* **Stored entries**
::::::::
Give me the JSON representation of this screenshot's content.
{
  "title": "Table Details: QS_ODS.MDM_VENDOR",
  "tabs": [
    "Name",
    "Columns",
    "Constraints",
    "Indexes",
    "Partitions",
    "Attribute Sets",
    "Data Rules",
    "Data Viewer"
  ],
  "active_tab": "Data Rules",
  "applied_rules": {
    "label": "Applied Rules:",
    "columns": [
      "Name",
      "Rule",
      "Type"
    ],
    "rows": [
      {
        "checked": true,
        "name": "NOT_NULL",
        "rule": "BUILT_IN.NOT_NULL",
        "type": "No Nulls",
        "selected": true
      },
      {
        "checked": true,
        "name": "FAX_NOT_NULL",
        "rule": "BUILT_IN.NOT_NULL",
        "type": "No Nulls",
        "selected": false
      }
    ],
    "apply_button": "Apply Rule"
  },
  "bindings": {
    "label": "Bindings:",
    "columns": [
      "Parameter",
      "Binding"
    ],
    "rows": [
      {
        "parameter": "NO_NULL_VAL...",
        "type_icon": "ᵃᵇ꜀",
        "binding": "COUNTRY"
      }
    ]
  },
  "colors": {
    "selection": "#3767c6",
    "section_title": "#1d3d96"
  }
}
::::::::
* **Task details**
Above are the records. Copy every line in them holding "Data".

* **Task response**
    "Data Rules",
    "Data Viewer"
  "active_tab": "Data Rules",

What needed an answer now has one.